- CHALLENGE -
Set down the records once more, please, exactly and with the pictures left out.

- INFORMATION PROVIDED -

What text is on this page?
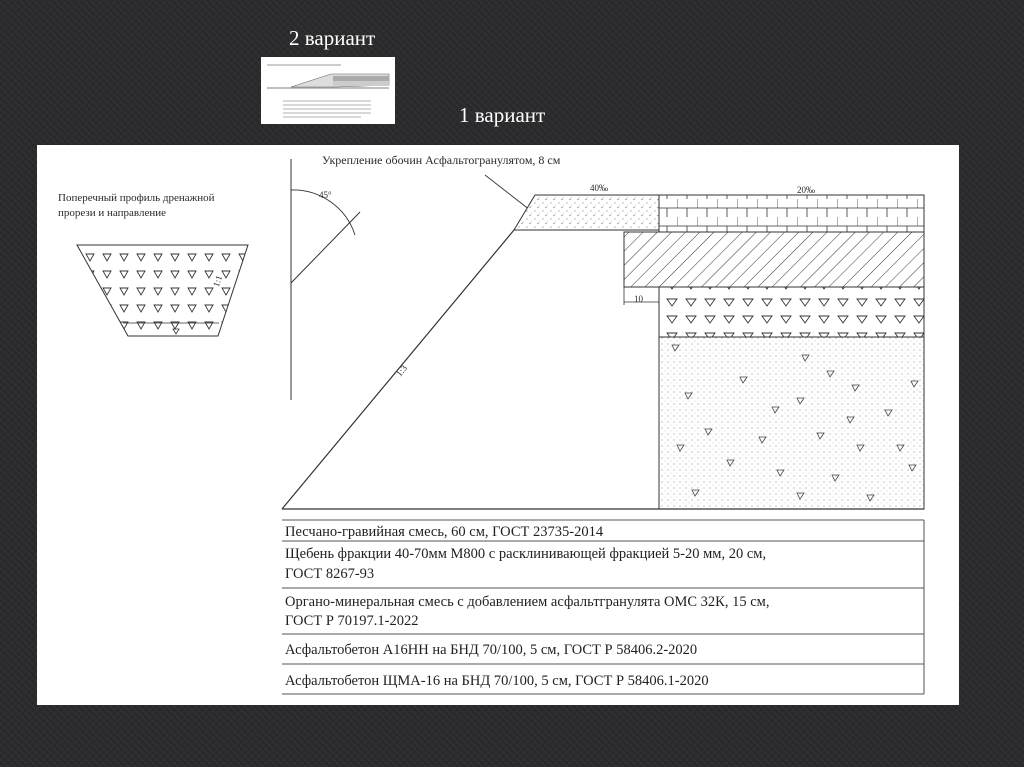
2 вариант
1 вариант
Поперечный профиль дренажной
прорези и направление
1:1
45°
Укрепление обочин Асфальтогранулятом, 8 см
40‰	20‰
1:3
10
Песчано-гравийная смесь, 60 см, ГОСТ 23735-2014
Щебень фракции 40-70мм М800 с расклинивающей фракцией 5-20 мм, 20 см,
ГОСТ 8267-93
Органо-минеральная смесь с добавлением асфальтгранулята ОМС 32К, 15 см,
ГОСТ Р 70197.1-2022
Асфальтобетон А16НН на БНД 70/100, 5 см, ГОСТ Р 58406.2-2020
Асфальтобетон ЩМА-16 на БНД 70/100, 5 см, ГОСТ Р 58406.1-2020
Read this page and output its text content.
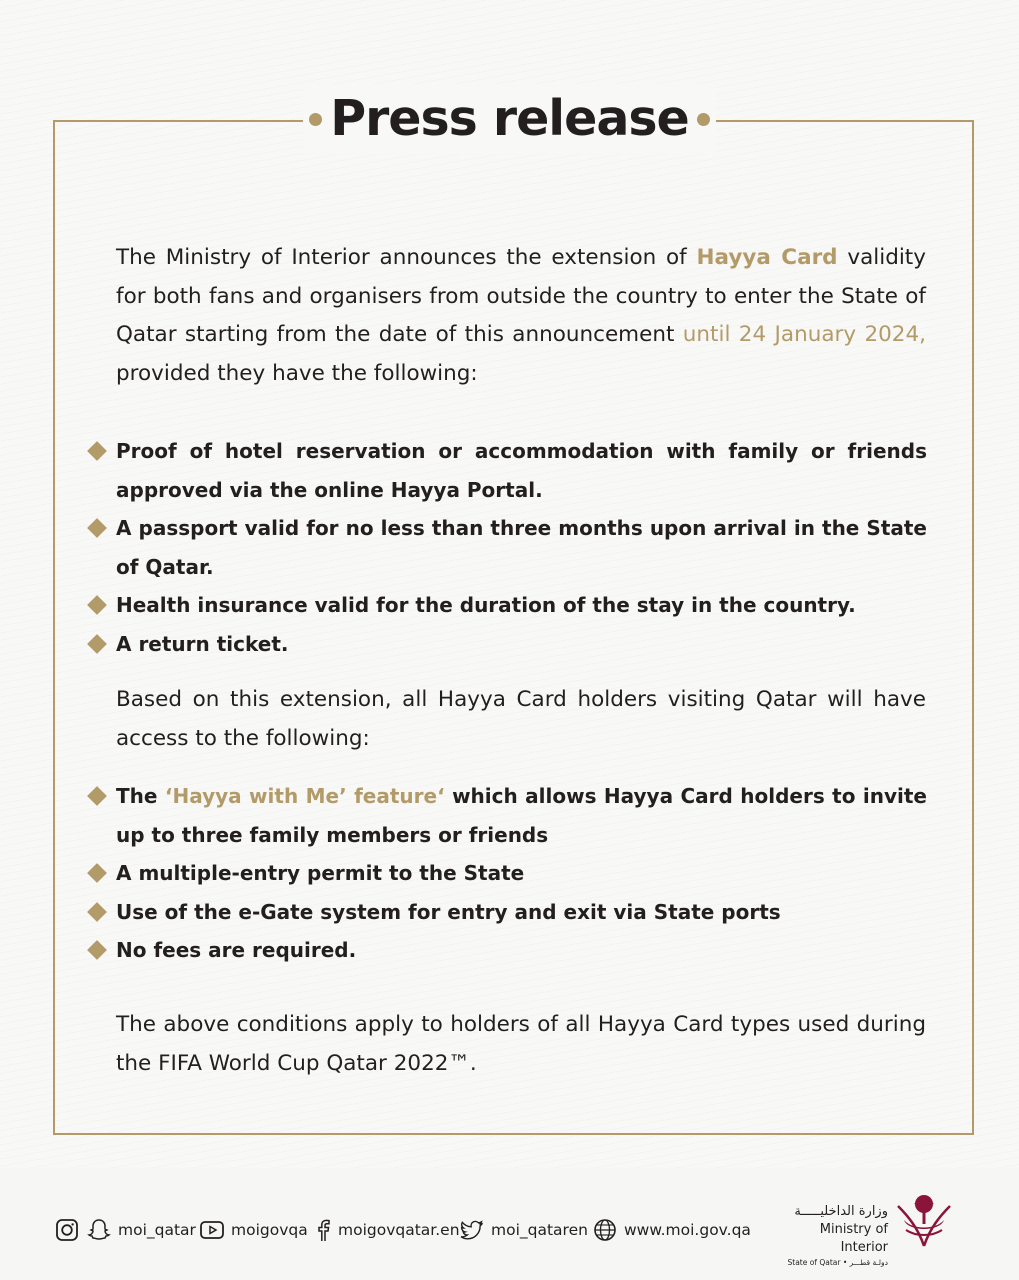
Press release
The Ministry of Interior announces the extension of Hayya Card validity for both fans and organisers from outside the country to enter the State of Qatar starting from the date of this announcement until 24 January 2024, provided they have the following:
Proof of hotel reservation or accommodation with family or friends approved via the online Hayya Portal.
A passport valid for no less than three months upon arrival in the State of Qatar.
Health insurance valid for the duration of the stay in the country.
A return ticket.
Based on this extension, all Hayya Card holders visiting Qatar will have access to the following:
The ‘Hayya with Me’ feature‘ which allows Hayya Card holders to invite up to three family members or friends
A multiple-entry permit to the State
Use of the e-Gate system for entry and exit via State ports
No fees are required.
The above conditions apply to holders of all Hayya Card types used during the FIFA World Cup Qatar 2022™.
moi_qatar moigovqa moigovqatar.en moi_qataren www.moi.gov.qa
وزارة الداخليـــــة
Ministry of Interior
State of Qatar • دولـة قطـــر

- FINAL RESULT -
What text is on this page?
2 вариант
1 вариант
Поперечный профиль дренажной
прорези и направление
1:1
45°
Укрепление обочин Асфальтогранулятом, 8 см
40‰	20‰
1:3
10
Песчано-гравийная смесь, 60 см, ГОСТ 23735-2014
Щебень фракции 40-70мм М800 с расклинивающей фракцией 5-20 мм, 20 см,
ГОСТ 8267-93
Органо-минеральная смесь с добавлением асфальтгранулята ОМС 32К, 15 см,
ГОСТ Р 70197.1-2022
Асфальтобетон А16НН на БНД 70/100, 5 см, ГОСТ Р 58406.2-2020
Асфальтобетон ЩМА-16 на БНД 70/100, 5 см, ГОСТ Р 58406.1-2020
Read this page and output its text content.
Press release
The Ministry of Interior announces the extension of Hayya Card validity for both fans and organisers from outside the country to enter the State of Qatar starting from the date of this announcement until 24 January 2024, provided they have the following:
Proof of hotel reservation or accommodation with family or friends approved via the online Hayya Portal.
A passport valid for no less than three months upon arrival in the State of Qatar.
Health insurance valid for the duration of the stay in the country.
A return ticket.
Based on this extension, all Hayya Card holders visiting Qatar will have access to the following:
The ‘Hayya with Me’ feature‘ which allows Hayya Card holders to invite up to three family members or friends
A multiple-entry permit to the State
Use of the e-Gate system for entry and exit via State ports
No fees are required.
The above conditions apply to holders of all Hayya Card types used during the FIFA World Cup Qatar 2022™.
moi_qatar moigovqa moigovqatar.en moi_qataren www.moi.gov.qa
وزارة الداخليـــــة
Ministry of Interior
State of Qatar • دولـة قطـــر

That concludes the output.